What needs to be done: Copy out the lines that include the word "this".

The input:
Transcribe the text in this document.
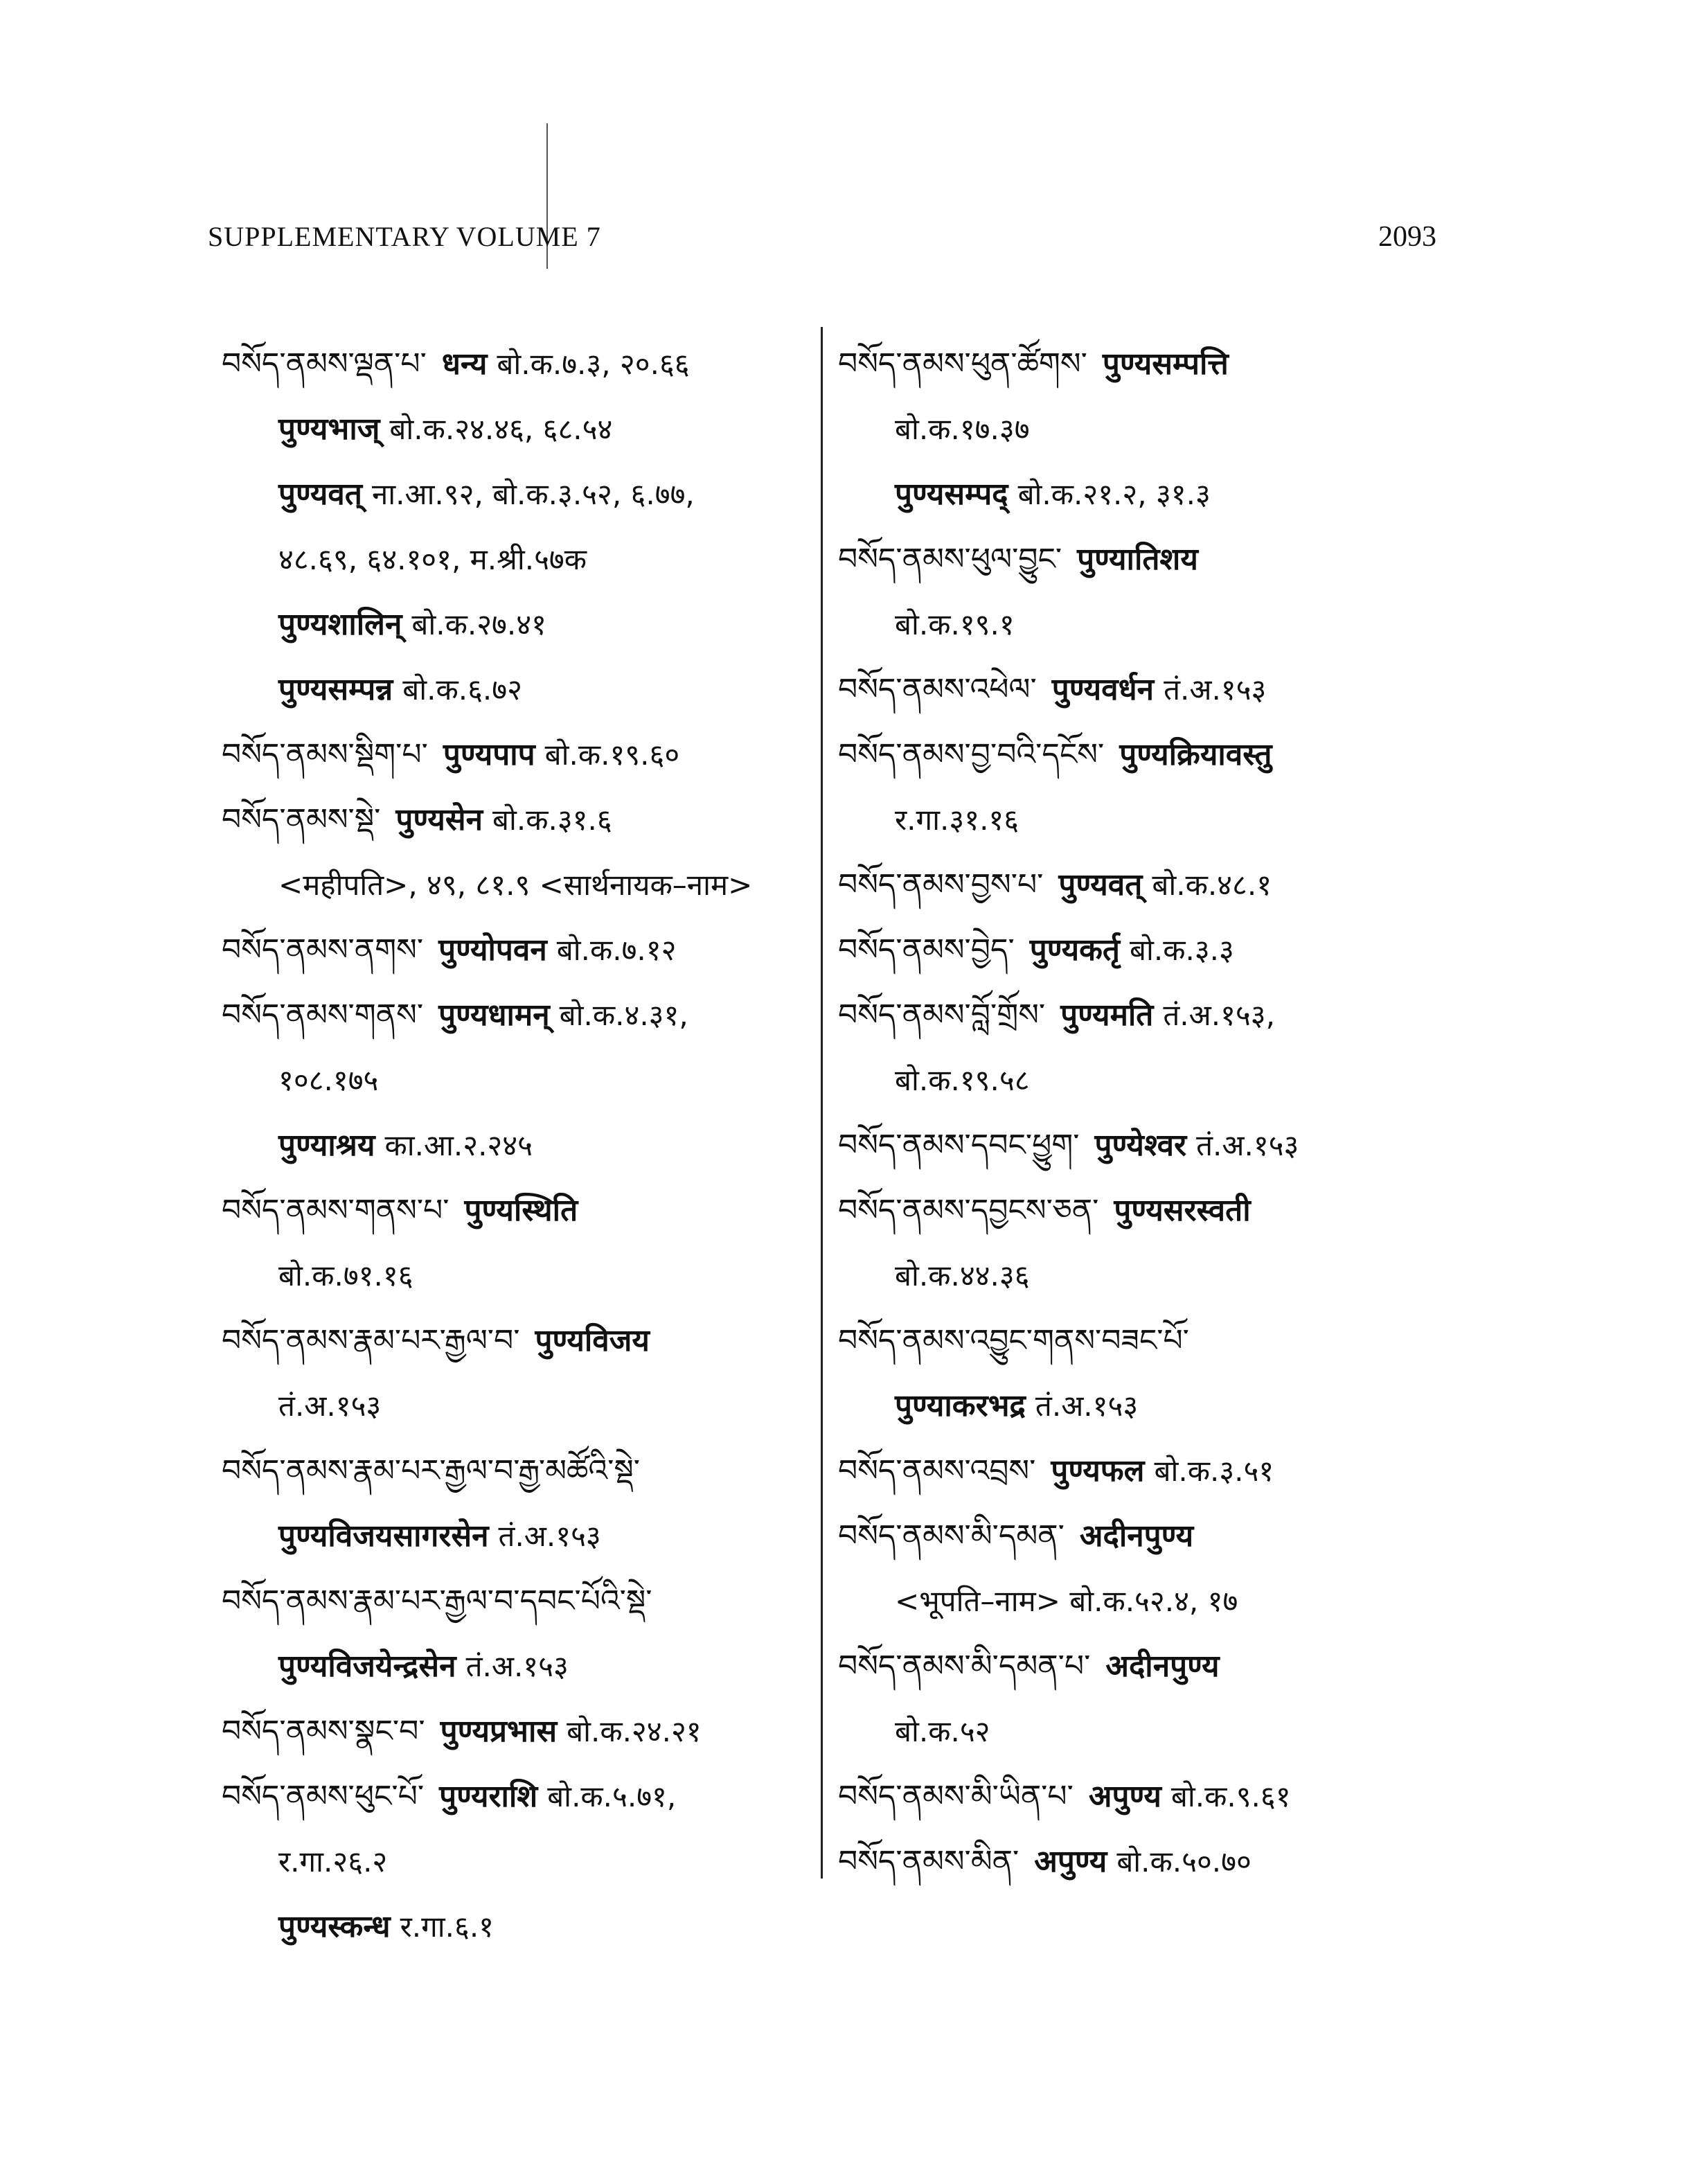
SUPPLEMENTARY VOLUME 7	2093
བསོད་ནམས་ལྡན་པ་ धन्य बो.क.७.३, २०.६६
पुण्यभाज् बो.क.२४.४६, ६८.५४
पुण्यवत् ना.आ.९२, बो.क.३.५२, ६.७७,
४८.६९, ६४.१०१, म.श्री.५७क
पुण्यशालिन् बो.क.२७.४१
पुण्यसम्पन्न बो.क.६.७२
བསོད་ནམས་སྡིག་པ་ पुण्यपाप बो.क.१९.६०
བསོད་ནམས་སྡེ་ पुण्यसेन बो.क.३१.६
<महीपति>, ४९, ८१.९ <सार्थनायक–नाम>
བསོད་ནམས་ནགས་ पुण्योपवन बो.क.७.१२
བསོད་ནམས་གནས་ पुण्यधामन् बो.क.४.३१,
१०८.१७५
पुण्याश्रय का.आ.२.२४५
བསོད་ནམས་གནས་པ་ पुण्यस्थिति
बो.क.७१.१६
བསོད་ནམས་རྣམ་པར་རྒྱལ་བ་ पुण्यविजय
तं.अ.१५३
བསོད་ནམས་རྣམ་པར་རྒྱལ་བ་རྒྱ་མཚོའི་སྡེ་
पुण्यविजयसागरसेन तं.अ.१५३
བསོད་ནམས་རྣམ་པར་རྒྱལ་བ་དབང་པོའི་སྡེ་
पुण्यविजयेन्द्रसेन तं.अ.१५३
བསོད་ནམས་སྣང་བ་ पुण्यप्रभास बो.क.२४.२१
བསོད་ནམས་ཕུང་པོ་ पुण्यराशि बो.क.५.७१,
र.गा.२६.२
पुण्यस्कन्ध र.गा.६.१
བསོད་ནམས་ཕུན་ཚོགས་ पुण्यसम्पत्ति
बो.क.१७.३७
पुण्यसम्पद् बो.क.२१.२, ३१.३
བསོད་ནམས་ཕུལ་བྱུང་ पुण्यातिशय
बो.क.१९.१
བསོད་ནམས་འཕེལ་ पुण्यवर्धन तं.अ.१५३
བསོད་ནམས་བྱ་བའི་དངོས་ पुण्यक्रियावस्तु
र.गा.३१.१६
བསོད་ནམས་བྱས་པ་ पुण्यवत् बो.क.४८.१
བསོད་ནམས་བྱེད་ पुण्यकर्तृ बो.क.३.३
བསོད་ནམས་བློ་གྲོས་ पुण्यमति तं.अ.१५३,
बो.क.१९.५८
བསོད་ནམས་དབང་ཕྱུག་ पुण्येश्वर तं.अ.१५३
བསོད་ནམས་དབྱངས་ཅན་ पुण्यसरस्वती
बो.क.४४.३६
བསོད་ནམས་འབྱུང་གནས་བཟང་པོ་
पुण्याकरभद्र तं.अ.१५३
བསོད་ནམས་འབྲས་ पुण्यफल बो.क.३.५१
བསོད་ནམས་མི་དམན་ अदीनपुण्य
<भूपति–नाम> बो.क.५२.४, १७
བསོད་ནམས་མི་དམན་པ་ अदीनपुण्य
बो.क.५२
བསོད་ནམས་མི་ཡིན་པ་ अपुण्य बो.क.९.६१
བསོད་ནམས་མིན་ अपुण्य बो.क.५०.७०
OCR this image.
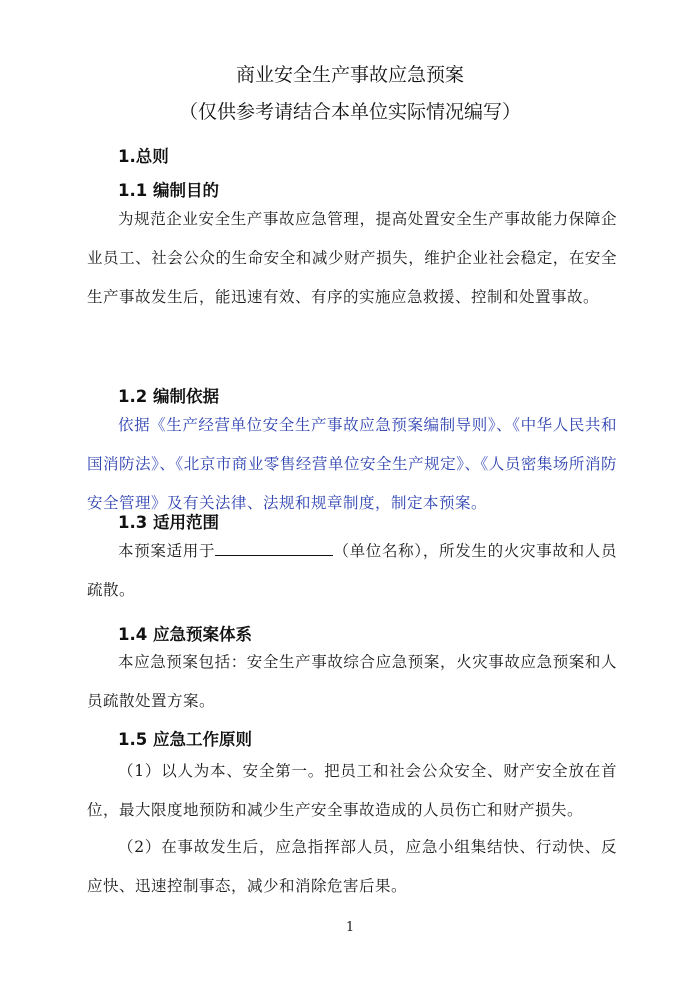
商业安全生产事故应急预案
（仅供参考请结合本单位实际情况编写）
1.总则
1.1 编制目的

为规范企业安全生产事故应急管理，提高处置安全生产事故能力保障企业员工、社会公众的生命安全和减少财产损失，维护企业社会稳定，在安全生产事故发生后，能迅速有效、有序的实施应急救援、控制和处置事故。

1.2 编制依据

依据《生产经营单位安全生产事故应急预案编制导则》、《中华人民共和国消防法》、《北京市商业零售经营单位安全生产规定》、《人员密集场所消防安全管理》及有关法律、法规和规章制度，制定本预案。

1.3 适用范围

本预案适用于	（单位名称），所发生的火灾事故和人员疏散。

1.4 应急预案体系

本应急预案包括：安全生产事故综合应急预案，火灾事故应急预案和人员疏散处置方案。

1.5 应急工作原则

（1）以人为本、安全第一。把员工和社会公众安全、财产安全放在首位，最大限度地预防和减少生产安全事故造成的人员伤亡和财产损失。

（2）在事故发生后，应急指挥部人员，应急小组集结快、行动快、反应快、迅速控制事态，减少和消除危害后果。

1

Reply:
Transcribe the text in this document.
OCR this image.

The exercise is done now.